» EXERCISE OBJECTIVE:
Extract all lines that hold the string "Nova".

» RECORDS:

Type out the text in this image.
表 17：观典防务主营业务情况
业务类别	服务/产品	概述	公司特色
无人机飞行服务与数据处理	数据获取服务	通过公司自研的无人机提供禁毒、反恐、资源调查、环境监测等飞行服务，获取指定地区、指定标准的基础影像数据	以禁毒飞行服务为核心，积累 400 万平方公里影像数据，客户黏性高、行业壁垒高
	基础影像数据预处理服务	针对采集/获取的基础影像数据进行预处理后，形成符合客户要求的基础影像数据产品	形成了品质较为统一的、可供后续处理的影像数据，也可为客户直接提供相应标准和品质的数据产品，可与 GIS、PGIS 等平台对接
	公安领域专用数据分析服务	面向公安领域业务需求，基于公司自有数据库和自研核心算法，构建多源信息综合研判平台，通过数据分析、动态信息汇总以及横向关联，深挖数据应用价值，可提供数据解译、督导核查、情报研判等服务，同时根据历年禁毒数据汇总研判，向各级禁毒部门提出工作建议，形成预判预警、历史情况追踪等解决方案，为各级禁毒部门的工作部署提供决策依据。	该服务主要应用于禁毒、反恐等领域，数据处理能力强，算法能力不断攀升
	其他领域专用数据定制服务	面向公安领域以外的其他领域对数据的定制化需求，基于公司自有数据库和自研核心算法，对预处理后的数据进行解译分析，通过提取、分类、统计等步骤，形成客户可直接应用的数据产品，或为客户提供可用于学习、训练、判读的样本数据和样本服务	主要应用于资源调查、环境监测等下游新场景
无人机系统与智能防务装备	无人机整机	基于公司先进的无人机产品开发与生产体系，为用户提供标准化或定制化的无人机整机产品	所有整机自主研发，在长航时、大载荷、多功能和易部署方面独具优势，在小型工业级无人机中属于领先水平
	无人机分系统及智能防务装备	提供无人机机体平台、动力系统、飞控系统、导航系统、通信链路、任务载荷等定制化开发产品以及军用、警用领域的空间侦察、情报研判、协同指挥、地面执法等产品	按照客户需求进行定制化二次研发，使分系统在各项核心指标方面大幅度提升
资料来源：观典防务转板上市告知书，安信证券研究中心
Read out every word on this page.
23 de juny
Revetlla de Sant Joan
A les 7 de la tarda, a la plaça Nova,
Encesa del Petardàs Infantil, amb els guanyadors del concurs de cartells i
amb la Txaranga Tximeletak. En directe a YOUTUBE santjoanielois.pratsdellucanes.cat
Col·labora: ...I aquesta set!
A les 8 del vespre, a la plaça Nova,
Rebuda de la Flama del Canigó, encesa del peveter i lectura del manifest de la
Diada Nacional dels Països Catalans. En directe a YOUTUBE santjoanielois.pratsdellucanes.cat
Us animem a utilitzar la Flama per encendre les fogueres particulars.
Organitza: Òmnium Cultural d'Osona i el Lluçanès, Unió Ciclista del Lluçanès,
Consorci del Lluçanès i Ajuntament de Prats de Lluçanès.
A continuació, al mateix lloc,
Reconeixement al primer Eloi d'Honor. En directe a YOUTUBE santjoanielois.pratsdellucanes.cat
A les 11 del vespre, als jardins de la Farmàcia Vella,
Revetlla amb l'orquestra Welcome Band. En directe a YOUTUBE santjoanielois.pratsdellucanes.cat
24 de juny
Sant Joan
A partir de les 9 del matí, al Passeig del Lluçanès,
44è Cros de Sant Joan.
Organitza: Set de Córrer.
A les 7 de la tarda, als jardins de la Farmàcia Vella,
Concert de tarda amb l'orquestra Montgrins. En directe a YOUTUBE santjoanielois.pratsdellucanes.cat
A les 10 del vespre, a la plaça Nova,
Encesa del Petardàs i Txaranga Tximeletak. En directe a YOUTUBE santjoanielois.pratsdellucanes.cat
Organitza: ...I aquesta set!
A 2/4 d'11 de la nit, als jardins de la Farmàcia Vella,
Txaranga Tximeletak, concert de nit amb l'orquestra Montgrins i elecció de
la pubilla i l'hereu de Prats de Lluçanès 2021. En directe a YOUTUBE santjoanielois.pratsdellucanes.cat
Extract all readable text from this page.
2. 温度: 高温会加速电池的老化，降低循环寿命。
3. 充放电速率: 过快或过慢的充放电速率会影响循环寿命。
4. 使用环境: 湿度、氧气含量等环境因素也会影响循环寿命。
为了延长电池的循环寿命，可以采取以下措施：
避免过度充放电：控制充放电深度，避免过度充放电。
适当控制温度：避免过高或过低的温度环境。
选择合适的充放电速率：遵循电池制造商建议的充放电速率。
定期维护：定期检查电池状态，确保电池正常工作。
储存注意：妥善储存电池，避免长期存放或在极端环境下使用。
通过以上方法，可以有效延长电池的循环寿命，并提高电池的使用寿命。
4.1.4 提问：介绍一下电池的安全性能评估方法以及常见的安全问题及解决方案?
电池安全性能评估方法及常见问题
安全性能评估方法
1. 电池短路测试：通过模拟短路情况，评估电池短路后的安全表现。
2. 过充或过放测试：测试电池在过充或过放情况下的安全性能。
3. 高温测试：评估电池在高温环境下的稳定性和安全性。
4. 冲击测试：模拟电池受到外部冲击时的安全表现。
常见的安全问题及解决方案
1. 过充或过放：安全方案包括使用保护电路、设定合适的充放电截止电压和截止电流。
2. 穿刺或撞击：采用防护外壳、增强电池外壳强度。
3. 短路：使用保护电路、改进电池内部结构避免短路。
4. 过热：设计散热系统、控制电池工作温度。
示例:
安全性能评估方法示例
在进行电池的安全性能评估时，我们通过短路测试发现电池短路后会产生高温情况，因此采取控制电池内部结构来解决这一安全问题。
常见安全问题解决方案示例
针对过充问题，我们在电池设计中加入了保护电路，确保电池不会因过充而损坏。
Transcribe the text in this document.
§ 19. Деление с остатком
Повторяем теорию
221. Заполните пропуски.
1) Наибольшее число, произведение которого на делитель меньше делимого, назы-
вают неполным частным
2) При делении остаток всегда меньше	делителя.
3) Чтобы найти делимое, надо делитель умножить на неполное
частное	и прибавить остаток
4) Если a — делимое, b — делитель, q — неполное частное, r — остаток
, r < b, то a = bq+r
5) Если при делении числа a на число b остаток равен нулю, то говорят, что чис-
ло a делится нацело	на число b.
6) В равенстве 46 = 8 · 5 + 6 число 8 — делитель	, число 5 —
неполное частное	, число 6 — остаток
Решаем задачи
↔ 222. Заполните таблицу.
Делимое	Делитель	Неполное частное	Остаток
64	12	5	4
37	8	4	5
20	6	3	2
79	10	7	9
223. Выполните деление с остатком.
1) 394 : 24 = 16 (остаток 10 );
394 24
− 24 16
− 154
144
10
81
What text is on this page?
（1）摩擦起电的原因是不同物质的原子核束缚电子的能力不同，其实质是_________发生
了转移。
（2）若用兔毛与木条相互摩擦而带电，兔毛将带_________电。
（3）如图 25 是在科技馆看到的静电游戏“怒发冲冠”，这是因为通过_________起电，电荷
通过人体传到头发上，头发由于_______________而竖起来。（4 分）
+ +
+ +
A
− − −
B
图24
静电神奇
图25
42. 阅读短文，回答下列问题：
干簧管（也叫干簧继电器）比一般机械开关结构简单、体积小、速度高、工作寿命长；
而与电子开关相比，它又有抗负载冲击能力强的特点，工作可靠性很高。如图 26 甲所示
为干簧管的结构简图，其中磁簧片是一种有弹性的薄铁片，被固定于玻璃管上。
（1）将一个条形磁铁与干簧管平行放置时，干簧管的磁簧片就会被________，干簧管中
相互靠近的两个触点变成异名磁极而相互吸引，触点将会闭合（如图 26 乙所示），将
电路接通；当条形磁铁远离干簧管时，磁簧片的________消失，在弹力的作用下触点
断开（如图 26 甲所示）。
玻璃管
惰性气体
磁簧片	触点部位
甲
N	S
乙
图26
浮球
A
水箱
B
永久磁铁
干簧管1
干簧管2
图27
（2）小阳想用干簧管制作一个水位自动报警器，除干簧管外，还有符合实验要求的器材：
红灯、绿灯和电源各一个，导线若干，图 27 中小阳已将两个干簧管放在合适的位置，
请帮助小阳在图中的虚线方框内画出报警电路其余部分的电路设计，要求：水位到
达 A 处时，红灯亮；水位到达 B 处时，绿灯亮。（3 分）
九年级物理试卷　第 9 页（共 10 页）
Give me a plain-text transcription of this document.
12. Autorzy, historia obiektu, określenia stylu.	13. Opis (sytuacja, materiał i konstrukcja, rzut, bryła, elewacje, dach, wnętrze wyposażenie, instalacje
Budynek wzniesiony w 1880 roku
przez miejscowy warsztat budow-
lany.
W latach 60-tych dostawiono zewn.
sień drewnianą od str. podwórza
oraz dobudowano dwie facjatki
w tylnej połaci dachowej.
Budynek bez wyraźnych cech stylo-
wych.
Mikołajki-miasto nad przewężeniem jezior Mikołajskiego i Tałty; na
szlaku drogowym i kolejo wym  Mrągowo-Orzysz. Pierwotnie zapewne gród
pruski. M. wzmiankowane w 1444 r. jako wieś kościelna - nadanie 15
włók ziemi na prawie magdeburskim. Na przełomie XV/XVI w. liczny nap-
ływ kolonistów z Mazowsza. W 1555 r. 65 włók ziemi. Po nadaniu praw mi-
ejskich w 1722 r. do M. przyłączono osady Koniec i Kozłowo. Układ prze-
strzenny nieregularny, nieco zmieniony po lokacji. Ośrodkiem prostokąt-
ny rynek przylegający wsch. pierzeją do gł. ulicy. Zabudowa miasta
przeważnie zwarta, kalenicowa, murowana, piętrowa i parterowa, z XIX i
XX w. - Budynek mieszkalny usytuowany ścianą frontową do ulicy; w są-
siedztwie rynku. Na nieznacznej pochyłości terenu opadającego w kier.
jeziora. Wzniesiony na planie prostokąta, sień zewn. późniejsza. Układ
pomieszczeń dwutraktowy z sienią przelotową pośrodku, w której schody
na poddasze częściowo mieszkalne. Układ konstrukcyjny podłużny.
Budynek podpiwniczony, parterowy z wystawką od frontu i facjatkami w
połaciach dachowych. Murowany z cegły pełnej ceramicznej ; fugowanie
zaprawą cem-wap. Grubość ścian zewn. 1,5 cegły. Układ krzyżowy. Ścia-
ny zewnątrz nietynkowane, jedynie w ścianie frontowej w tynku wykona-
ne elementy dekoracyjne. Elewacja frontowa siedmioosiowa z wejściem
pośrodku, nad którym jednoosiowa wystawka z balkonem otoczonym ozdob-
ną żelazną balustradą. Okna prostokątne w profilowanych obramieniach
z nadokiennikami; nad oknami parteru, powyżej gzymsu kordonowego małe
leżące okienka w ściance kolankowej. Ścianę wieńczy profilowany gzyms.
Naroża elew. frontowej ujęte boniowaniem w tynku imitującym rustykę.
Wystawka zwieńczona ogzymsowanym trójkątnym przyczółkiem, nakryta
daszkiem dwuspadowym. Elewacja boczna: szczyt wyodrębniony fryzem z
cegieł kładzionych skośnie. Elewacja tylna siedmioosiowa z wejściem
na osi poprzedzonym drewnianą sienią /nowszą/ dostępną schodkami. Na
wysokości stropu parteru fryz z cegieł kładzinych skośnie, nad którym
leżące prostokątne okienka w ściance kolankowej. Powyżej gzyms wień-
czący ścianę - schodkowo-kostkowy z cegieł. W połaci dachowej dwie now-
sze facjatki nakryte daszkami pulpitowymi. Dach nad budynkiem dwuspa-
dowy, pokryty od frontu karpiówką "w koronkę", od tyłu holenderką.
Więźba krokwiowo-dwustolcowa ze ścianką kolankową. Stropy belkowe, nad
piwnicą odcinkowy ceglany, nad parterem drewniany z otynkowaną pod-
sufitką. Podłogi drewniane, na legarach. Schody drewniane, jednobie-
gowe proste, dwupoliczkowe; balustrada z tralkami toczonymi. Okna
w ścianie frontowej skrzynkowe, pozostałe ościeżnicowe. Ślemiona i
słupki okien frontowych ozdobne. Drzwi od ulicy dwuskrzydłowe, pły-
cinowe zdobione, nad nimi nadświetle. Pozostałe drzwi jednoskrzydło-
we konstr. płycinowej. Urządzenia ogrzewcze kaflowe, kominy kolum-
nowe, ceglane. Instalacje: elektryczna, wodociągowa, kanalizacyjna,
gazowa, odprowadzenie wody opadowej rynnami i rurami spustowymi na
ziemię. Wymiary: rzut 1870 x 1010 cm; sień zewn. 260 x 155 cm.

» RESULT FOR THIS TASK:
A les 7 de la tarda, a la plaça Nova,
A les 8 del vespre, a la plaça Nova,
A les 10 del vespre, a la plaça Nova,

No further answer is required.